#### [Objective]
Only the lines from the one with "Convert this document image to plain text." onward are wanted, through the last line of the entries, set down exactly.

#### [Material for this task]
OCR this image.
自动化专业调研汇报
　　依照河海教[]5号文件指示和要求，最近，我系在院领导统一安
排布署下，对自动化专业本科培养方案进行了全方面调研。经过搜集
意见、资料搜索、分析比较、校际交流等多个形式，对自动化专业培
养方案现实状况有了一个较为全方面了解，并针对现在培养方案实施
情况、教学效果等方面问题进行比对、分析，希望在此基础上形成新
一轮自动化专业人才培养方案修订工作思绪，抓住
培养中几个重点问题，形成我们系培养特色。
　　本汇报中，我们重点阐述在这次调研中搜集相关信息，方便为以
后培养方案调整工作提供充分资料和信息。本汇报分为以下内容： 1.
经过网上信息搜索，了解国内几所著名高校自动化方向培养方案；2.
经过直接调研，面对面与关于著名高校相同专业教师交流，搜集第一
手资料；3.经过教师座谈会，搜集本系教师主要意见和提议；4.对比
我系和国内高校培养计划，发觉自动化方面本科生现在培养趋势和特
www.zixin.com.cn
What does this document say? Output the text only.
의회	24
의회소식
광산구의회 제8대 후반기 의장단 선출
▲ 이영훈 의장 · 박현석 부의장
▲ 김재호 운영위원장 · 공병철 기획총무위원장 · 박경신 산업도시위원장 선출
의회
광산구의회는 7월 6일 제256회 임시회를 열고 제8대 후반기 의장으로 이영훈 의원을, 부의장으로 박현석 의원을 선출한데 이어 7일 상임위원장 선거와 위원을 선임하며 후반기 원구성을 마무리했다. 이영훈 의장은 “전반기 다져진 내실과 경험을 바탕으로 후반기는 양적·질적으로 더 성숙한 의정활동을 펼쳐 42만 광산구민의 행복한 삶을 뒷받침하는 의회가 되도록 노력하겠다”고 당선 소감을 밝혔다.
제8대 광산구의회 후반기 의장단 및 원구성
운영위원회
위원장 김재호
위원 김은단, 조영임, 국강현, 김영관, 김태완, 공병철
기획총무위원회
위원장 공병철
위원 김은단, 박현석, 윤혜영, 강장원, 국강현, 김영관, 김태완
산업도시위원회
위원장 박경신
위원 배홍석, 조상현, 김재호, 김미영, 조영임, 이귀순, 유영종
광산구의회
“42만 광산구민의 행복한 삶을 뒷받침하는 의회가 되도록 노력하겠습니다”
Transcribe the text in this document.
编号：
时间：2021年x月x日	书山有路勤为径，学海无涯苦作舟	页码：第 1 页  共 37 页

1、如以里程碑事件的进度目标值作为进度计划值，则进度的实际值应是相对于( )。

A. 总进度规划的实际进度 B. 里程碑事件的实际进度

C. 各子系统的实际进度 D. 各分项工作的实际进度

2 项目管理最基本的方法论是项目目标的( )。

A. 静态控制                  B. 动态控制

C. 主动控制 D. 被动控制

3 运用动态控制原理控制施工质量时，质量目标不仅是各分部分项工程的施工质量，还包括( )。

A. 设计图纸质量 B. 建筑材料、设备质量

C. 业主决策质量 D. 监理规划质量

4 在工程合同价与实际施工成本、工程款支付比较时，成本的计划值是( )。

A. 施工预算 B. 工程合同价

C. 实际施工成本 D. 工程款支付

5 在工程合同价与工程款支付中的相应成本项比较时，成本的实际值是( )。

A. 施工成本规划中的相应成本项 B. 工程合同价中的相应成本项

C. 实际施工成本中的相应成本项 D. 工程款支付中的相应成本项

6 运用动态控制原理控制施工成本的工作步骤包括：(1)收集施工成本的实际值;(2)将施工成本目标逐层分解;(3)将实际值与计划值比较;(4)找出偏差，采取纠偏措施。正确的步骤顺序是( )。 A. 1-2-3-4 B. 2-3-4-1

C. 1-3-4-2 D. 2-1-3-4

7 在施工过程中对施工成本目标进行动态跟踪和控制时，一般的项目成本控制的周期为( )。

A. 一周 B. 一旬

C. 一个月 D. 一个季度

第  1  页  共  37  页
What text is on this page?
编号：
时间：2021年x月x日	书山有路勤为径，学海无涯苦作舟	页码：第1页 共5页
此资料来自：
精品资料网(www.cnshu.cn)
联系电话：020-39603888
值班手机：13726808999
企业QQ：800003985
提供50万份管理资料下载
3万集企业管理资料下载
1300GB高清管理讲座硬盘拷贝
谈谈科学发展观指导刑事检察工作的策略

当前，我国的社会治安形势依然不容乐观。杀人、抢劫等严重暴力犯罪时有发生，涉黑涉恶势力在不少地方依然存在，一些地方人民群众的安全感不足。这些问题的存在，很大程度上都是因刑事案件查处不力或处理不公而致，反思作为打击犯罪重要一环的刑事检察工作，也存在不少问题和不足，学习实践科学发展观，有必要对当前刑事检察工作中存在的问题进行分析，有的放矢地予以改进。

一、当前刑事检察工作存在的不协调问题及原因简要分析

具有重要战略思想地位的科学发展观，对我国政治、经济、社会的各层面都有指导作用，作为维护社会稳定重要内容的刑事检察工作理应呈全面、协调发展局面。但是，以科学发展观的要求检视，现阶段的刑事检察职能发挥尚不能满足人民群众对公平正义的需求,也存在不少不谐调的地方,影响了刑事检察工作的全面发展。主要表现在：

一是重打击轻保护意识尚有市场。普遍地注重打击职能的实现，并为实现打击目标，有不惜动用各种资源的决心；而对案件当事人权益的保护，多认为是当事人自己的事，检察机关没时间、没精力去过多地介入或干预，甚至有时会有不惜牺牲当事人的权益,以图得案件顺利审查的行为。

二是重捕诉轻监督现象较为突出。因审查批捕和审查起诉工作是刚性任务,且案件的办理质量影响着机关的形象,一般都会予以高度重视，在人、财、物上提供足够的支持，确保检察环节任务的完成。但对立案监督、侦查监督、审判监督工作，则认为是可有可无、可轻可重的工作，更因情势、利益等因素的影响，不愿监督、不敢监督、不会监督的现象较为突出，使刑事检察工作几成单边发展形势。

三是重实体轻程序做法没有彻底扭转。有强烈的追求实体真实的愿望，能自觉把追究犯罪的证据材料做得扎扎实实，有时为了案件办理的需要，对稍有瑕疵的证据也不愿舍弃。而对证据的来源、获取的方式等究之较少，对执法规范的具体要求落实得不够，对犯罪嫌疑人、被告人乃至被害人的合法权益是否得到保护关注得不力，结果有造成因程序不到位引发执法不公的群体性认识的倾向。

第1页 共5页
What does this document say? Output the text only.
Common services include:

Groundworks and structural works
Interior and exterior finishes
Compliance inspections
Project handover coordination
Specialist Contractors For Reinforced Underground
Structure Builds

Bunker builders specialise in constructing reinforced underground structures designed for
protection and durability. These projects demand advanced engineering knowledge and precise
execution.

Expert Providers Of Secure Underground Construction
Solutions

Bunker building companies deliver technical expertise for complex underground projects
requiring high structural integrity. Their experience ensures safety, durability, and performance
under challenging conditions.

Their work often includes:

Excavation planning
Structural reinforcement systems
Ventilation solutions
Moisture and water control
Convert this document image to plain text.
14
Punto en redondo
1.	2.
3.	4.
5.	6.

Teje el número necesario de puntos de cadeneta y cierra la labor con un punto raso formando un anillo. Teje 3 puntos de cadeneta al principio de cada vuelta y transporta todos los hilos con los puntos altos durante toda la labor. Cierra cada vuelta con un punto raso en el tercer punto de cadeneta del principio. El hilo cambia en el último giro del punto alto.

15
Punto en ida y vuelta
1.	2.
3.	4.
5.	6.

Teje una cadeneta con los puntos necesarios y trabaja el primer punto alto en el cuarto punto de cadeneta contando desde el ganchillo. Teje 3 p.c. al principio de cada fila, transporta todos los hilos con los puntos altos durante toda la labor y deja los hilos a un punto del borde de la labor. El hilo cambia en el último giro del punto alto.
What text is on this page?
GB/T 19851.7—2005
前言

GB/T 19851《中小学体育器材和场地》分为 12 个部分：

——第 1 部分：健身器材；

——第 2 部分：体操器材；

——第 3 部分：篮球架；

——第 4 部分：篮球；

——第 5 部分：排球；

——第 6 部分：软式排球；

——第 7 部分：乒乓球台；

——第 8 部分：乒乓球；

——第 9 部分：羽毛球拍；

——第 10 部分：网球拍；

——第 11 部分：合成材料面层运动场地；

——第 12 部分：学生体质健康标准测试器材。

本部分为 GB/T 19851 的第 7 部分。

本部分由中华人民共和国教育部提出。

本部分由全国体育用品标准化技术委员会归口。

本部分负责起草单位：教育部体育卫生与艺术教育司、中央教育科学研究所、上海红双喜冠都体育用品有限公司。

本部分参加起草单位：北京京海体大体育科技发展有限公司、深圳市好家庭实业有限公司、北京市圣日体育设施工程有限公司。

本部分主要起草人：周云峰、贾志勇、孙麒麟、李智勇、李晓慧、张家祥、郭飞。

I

#### [Solved exercise]
Convert this document image to plain text.
14
Punto en redondo
1.	2.
3.	4.
5.	6.

Teje el número necesario de puntos de cadeneta y cierra la labor con un punto raso formando un anillo. Teje 3 puntos de cadeneta al principio de cada vuelta y transporta todos los hilos con los puntos altos durante toda la labor. Cierra cada vuelta con un punto raso en el tercer punto de cadeneta del principio. El hilo cambia en el último giro del punto alto.

15
Punto en ida y vuelta
1.	2.
3.	4.
5.	6.

Teje una cadeneta con los puntos necesarios y trabaja el primer punto alto en el cuarto punto de cadeneta contando desde el ganchillo. Teje 3 p.c. al principio de cada fila, transporta todos los hilos con los puntos altos durante toda la labor y deja los hilos a un punto del borde de la labor. El hilo cambia en el último giro del punto alto.
What text is on this page?
GB/T 19851.7—2005
前言

GB/T 19851《中小学体育器材和场地》分为 12 个部分：

——第 1 部分：健身器材；

——第 2 部分：体操器材；

——第 3 部分：篮球架；

——第 4 部分：篮球；

——第 5 部分：排球；

——第 6 部分：软式排球；

——第 7 部分：乒乓球台；

——第 8 部分：乒乓球；

——第 9 部分：羽毛球拍；

——第 10 部分：网球拍；

——第 11 部分：合成材料面层运动场地；

——第 12 部分：学生体质健康标准测试器材。

本部分为 GB/T 19851 的第 7 部分。

本部分由中华人民共和国教育部提出。

本部分由全国体育用品标准化技术委员会归口。

本部分负责起草单位：教育部体育卫生与艺术教育司、中央教育科学研究所、上海红双喜冠都体育用品有限公司。

本部分参加起草单位：北京京海体大体育科技发展有限公司、深圳市好家庭实业有限公司、北京市圣日体育设施工程有限公司。

本部分主要起草人：周云峰、贾志勇、孙麒麟、李智勇、李晓慧、张家祥、郭飞。

I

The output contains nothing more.